**SELECTED EXCERPT:**
[Start of Attachment]

IONIA, Mich. (WOOD) - A lawsuit filed by the editor of a local paper against readers who were critical of a news story has been dismissed.
On Friday, Ionia County Circuit Court Judge Suzanne Hoseth-Kreeger dismissed the lawsuit filed by Lori Kilchermann, the editor of the Ionia County Sentinel-Standard.
Last November, Kilchermann sued a group of six people who had voiced complaints about a story that ran in the paper. Those complaints were made online and in a letter to Kilchermann's bosses.
Kilchermann sued the group, claiming defamation, intentional infliction of emotional distress, and tortious interference with a contract or advantageous business relationship.
The story ran on Feb. 11, 2012 with the headline "Meth Labs Seized." A sub-headline read "Location was host to 2010 Republican rally." The defendants in the lawsuit said the original article included a photo from the rally showing a number of residents who were in no way connected to the meth lab bust.
The group took their complaints to Kilchermann. They said Kilchermann agreed to remove the picture, but they were not satisfied, so they wrote a letter to Michael Reed, the CEO of Gatehouse Media, which is the parent company of the Ionia Sentinel-Standard.
The letter said, in part:
"It is a sad state of journalistic style, wherein the Editor of the Ionia Sentinel-Standard Lori Kilchermann encourages her news reporter to turn the Story of a local widowed mother who was consumed by the use and production of Methamphetamine as a soapbox to promote her apparent biased opinion masquerading as objective fact. Listed as a "related" story, is a fundraiser that took place nearly two years ago, there is NO relation between the two events, whatsoever."
"Lori Kilchermann used the photos of this political fundraiser which had no relation to the incident regarding the renter Kristy Cuttle, as an avenue to smear our Governor and our community," the letter said.
"This is 'Yellow Journalism' at its worst. This 'yellow journalism' has left many appalled, shaken, and outraged in our Ionia County farming community by inferring there is a correlation between a fundraiser and a meth lab.”
The letter also called Kilchermann a “petty bureaucrat” and said she was “an unprofessional representation” of the Gatehouse Media corporate family.
The letter was signed by Kenneth Thompson, who said it came with the support of the other defendants, Mary and Phil Seidelman and Paul and Ann Bowering. A sixth defendant, Darlene Thompson, was added to the lawsuit after she joined the critics and posted messages on Facebook accusing Kilchermann and the newspaper of yellow journalism.

[End of Attachment]

**WORK INSTRUCTIONS:**
1. According to the article, what headline ran on the Feb. 11, 2012 story?
2. Say whether each statement agrees with the article, giving yes or no and quoting the deciding words: (a) Kilchermann sued a group of six people. (b) The lawsuit was dismissed by a federal judge. (c) Darlene Thompson signed the letter to Michael Reed.

**INFORMATION GIVEN:**
[Start of Attachment]

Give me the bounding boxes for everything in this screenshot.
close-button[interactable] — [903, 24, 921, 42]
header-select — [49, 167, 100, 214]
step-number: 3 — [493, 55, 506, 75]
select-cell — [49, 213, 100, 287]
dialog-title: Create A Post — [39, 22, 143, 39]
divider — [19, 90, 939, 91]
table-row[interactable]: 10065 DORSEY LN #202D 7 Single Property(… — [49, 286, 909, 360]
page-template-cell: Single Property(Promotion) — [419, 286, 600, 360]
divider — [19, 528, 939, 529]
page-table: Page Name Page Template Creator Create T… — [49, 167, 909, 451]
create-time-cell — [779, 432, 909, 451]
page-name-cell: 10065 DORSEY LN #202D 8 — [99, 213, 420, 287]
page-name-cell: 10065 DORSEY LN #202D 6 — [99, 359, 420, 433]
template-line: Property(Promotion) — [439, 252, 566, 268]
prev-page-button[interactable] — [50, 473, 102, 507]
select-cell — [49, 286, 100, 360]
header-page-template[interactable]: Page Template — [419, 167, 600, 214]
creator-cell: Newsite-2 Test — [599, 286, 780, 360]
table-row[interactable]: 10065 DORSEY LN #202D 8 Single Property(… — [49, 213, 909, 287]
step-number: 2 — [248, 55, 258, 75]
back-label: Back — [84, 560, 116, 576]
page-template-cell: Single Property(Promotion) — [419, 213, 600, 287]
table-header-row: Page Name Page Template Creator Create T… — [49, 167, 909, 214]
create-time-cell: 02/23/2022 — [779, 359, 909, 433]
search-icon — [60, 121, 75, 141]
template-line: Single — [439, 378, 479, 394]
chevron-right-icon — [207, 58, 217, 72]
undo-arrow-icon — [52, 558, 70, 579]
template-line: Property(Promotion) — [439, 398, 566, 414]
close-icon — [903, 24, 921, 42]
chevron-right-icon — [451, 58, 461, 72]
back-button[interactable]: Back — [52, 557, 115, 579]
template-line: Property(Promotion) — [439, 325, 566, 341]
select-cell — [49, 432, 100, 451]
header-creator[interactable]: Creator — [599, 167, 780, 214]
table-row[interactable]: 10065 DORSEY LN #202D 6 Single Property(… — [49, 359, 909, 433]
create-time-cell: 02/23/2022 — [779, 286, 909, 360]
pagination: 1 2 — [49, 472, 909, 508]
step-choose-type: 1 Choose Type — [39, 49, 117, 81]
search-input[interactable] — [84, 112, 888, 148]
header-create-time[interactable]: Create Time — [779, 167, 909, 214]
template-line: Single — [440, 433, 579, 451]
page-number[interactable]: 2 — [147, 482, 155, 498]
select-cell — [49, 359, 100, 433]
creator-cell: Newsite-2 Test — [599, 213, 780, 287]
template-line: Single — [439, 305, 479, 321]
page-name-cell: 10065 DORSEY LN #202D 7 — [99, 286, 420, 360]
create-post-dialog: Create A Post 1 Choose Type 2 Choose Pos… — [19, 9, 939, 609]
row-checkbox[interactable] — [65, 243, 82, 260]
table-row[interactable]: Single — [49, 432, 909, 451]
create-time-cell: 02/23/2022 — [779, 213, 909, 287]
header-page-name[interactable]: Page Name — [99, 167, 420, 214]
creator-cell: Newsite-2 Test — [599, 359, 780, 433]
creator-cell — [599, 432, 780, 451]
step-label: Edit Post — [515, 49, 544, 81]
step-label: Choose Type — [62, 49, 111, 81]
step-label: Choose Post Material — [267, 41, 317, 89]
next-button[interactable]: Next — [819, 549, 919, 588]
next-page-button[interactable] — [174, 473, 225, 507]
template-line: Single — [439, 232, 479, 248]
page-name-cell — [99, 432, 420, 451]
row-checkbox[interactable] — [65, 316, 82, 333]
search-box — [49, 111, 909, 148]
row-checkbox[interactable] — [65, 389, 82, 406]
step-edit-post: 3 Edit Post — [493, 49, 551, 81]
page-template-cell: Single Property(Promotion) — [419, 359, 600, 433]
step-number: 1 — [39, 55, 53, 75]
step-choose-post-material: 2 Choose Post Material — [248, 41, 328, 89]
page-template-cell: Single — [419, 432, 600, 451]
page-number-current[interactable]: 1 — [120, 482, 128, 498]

[End of Attachment]

**RESULTS OF THE EXERCISE:**
1. "Meth Labs Seized."

2.
(a) Yes: "Kilchermann sued a group of six people"
(b) No: "Ionia County Circuit Court Judge Suzanne Hoseth-Kreeger dismissed the lawsuit"
(c) No: "The letter was signed by Kenneth Thompson"